- **Instructions to follow**:
Copy out all lines that hold "image".

- **Material to process**:
········

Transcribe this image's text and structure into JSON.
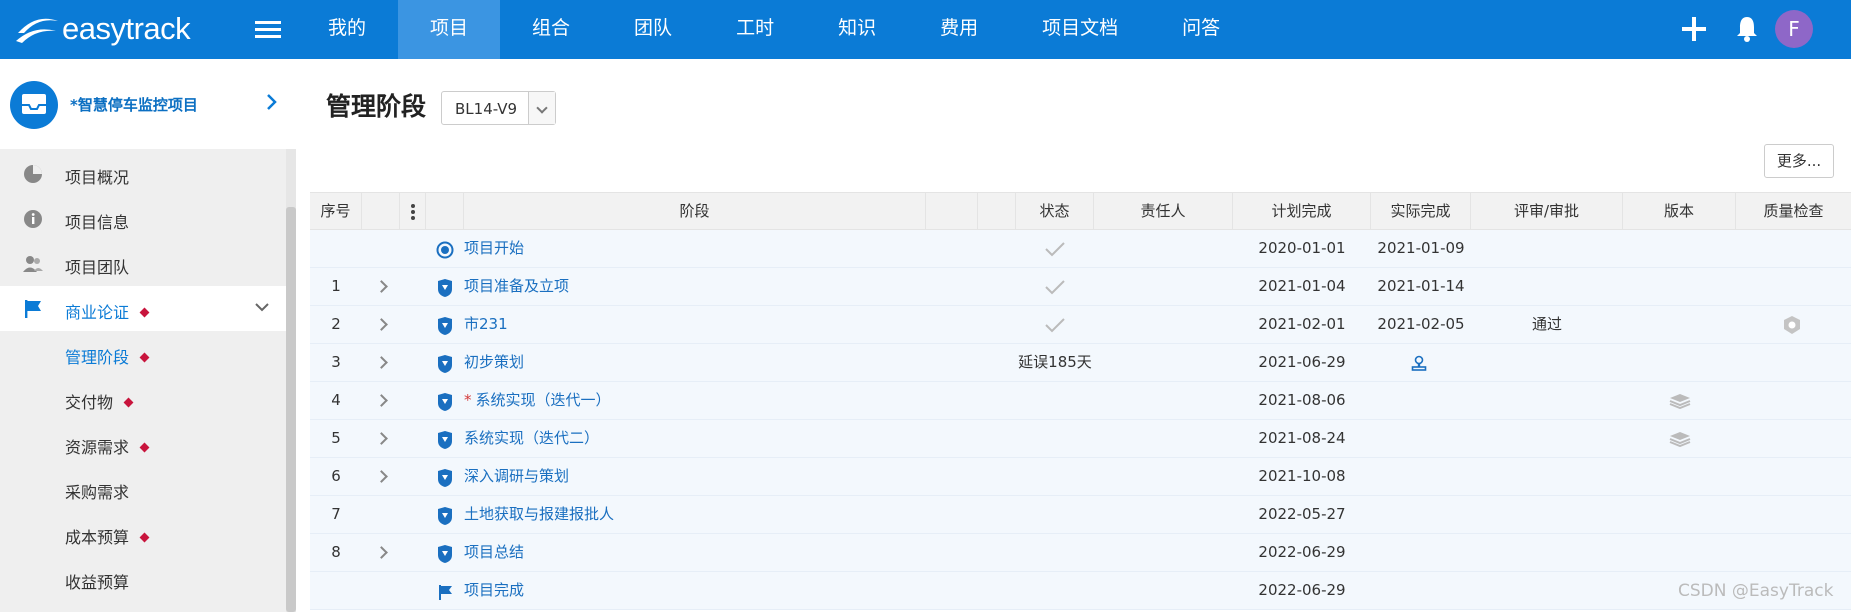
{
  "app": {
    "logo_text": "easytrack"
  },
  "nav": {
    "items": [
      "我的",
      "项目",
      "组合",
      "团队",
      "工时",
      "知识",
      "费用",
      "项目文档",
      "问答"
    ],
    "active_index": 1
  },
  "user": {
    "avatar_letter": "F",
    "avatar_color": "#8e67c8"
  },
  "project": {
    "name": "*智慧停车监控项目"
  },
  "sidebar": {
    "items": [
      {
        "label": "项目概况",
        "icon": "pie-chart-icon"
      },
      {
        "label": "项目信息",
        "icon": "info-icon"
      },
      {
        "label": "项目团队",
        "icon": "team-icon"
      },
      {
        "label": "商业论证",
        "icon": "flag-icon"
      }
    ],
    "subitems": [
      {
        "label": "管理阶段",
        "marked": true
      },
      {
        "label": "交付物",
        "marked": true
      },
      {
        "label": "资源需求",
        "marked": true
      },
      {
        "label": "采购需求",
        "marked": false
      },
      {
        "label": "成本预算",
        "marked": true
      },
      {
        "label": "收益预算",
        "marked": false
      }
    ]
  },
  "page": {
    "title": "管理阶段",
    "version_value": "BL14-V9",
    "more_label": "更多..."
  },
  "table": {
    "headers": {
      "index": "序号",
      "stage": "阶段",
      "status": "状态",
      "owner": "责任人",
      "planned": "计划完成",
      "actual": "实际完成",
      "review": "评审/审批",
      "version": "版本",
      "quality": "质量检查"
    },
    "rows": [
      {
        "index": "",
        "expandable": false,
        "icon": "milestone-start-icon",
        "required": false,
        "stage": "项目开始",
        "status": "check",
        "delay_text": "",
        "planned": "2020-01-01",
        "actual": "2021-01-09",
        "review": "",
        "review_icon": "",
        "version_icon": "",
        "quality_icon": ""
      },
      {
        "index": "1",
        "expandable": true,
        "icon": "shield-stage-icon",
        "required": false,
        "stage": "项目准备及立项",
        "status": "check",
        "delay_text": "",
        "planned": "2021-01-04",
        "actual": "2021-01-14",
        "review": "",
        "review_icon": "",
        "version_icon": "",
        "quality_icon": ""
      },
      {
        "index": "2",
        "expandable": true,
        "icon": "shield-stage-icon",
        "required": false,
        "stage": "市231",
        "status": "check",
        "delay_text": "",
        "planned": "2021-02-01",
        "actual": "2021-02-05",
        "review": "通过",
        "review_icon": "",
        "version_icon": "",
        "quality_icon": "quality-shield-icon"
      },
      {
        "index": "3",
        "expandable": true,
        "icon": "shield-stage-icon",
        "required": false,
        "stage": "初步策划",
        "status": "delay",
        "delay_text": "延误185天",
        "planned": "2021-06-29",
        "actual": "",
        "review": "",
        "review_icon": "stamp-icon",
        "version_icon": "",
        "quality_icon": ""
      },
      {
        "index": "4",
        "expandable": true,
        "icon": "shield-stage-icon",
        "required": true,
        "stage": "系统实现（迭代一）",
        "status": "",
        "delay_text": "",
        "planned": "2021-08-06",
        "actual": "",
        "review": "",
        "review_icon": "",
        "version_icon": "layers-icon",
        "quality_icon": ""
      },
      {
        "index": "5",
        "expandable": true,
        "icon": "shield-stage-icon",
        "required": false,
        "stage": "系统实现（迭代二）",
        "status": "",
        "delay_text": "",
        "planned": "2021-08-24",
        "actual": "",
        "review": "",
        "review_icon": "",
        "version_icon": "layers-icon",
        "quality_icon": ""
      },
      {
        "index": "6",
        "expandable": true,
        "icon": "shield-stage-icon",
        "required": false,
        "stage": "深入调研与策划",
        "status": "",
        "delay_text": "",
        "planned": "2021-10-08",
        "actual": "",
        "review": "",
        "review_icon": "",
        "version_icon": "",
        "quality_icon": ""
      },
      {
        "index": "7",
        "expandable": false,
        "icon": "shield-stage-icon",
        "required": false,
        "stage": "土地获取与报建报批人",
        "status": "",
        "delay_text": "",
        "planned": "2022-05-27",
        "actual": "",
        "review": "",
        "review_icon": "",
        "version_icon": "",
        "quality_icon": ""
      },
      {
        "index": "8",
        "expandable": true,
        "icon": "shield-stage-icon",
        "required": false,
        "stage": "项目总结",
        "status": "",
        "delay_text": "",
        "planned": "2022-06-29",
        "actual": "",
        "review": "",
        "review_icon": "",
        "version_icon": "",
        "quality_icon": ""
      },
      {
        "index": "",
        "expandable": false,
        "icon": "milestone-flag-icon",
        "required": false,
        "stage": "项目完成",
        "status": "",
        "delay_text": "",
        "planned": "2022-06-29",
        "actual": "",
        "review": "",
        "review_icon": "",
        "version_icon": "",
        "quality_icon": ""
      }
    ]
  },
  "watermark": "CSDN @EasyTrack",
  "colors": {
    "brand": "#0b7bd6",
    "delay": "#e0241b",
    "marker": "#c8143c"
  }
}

········

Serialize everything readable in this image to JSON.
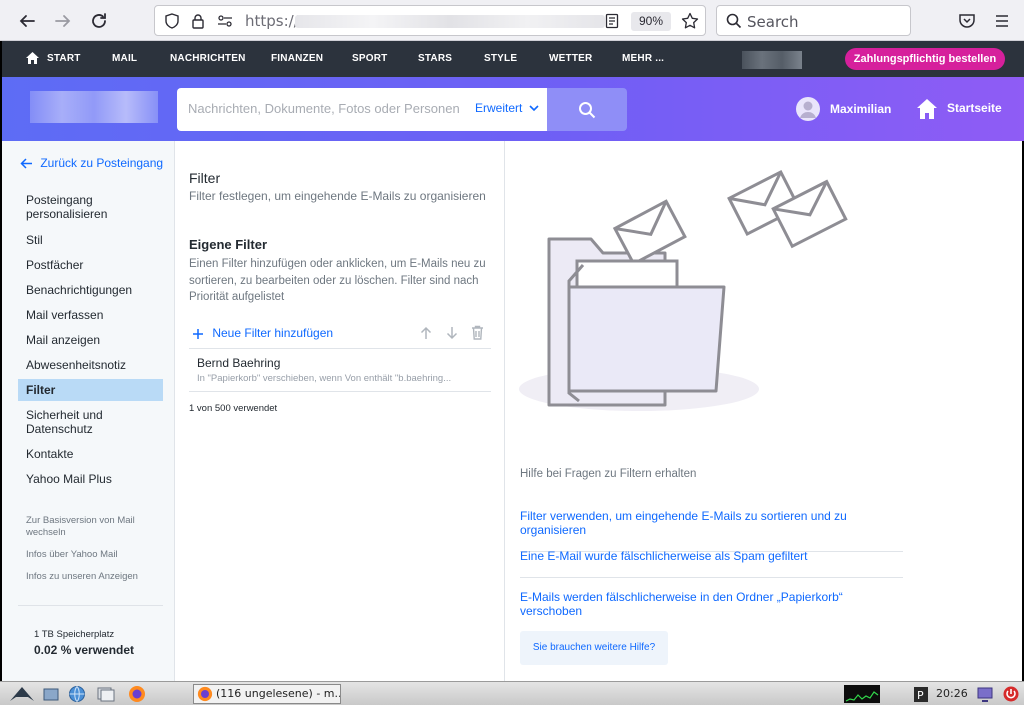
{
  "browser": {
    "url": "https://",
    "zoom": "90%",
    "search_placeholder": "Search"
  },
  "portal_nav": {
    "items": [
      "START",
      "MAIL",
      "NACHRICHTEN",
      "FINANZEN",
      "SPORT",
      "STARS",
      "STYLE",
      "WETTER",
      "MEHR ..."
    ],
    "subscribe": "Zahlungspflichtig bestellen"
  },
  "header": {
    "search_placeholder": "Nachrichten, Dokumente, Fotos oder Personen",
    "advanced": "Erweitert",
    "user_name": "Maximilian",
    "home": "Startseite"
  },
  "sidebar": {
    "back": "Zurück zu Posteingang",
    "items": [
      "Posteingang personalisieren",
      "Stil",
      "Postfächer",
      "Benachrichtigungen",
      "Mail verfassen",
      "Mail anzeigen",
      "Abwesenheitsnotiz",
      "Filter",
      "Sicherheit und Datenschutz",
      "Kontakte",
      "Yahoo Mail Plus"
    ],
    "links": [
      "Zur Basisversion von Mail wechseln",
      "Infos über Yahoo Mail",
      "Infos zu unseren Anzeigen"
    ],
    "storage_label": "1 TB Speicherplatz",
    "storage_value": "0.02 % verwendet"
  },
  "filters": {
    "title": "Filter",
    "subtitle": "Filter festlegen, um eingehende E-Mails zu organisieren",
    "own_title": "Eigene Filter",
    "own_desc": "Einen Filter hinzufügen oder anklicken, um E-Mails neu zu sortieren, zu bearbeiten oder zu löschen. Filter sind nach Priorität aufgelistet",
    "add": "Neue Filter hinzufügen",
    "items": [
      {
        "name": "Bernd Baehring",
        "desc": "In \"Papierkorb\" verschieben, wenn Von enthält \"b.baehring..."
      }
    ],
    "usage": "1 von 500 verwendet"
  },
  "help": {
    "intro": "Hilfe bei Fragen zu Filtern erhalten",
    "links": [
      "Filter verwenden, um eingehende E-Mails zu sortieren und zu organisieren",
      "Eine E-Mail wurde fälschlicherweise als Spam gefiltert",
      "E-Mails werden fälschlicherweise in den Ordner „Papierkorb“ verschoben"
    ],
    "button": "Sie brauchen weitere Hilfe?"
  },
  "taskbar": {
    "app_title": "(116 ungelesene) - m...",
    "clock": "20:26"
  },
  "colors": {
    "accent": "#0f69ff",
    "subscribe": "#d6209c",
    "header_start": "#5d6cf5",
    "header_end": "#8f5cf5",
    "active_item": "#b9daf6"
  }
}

········

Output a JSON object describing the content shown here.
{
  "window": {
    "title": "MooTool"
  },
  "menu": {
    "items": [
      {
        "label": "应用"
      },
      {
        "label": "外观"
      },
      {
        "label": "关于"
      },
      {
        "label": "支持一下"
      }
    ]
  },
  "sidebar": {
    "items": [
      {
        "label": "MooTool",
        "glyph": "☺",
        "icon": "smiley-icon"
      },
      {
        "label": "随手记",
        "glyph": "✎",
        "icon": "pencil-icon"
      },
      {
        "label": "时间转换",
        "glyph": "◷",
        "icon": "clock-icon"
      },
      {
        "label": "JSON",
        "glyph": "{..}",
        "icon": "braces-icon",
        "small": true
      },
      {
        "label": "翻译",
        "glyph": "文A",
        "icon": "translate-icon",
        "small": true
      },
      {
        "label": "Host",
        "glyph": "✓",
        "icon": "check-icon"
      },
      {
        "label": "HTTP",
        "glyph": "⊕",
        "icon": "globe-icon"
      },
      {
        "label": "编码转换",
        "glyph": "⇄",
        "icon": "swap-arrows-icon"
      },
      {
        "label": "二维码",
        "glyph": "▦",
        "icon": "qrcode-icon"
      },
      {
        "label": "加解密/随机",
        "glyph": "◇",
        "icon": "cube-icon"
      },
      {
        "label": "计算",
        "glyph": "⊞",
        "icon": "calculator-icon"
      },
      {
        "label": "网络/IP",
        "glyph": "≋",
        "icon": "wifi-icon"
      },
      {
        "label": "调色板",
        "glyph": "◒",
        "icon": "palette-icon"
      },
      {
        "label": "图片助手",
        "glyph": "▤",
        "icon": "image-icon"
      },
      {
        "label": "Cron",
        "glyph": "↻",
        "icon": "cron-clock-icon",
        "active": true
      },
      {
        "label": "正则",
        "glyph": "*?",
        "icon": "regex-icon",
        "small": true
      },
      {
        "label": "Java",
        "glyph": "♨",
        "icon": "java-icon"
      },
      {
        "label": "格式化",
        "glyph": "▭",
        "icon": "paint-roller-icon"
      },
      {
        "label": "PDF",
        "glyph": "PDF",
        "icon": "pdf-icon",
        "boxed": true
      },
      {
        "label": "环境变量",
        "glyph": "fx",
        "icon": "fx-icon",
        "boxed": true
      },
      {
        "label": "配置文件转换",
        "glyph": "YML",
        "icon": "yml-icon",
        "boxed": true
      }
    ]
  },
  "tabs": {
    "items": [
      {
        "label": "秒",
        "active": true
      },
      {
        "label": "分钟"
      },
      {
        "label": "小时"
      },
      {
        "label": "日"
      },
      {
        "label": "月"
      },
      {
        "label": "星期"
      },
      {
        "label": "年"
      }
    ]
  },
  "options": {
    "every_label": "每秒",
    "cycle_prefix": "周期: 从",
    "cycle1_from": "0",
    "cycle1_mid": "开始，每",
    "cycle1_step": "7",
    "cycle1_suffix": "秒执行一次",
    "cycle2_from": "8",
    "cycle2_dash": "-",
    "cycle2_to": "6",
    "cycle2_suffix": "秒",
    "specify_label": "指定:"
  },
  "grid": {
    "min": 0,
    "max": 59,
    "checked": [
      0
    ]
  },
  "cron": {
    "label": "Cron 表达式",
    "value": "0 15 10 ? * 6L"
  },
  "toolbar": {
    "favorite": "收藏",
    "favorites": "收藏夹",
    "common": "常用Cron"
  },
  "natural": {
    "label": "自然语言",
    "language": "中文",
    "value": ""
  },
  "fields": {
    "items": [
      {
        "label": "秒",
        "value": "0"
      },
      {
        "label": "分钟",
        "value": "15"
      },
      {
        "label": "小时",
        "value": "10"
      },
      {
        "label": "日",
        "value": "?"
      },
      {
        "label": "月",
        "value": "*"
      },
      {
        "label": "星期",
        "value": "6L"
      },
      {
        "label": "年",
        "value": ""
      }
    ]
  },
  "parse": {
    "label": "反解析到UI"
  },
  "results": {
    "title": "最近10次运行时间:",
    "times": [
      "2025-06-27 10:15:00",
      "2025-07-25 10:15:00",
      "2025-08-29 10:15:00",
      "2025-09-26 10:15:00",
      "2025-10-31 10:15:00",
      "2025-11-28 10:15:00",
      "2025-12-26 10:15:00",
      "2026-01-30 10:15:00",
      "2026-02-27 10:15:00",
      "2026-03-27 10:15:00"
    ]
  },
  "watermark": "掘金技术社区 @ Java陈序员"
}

········

- **Exercise answer**:
Transcribe this image's text and structure into JSON.
Serialize everything readable in this image to JSON.
        "icon": "image-icon"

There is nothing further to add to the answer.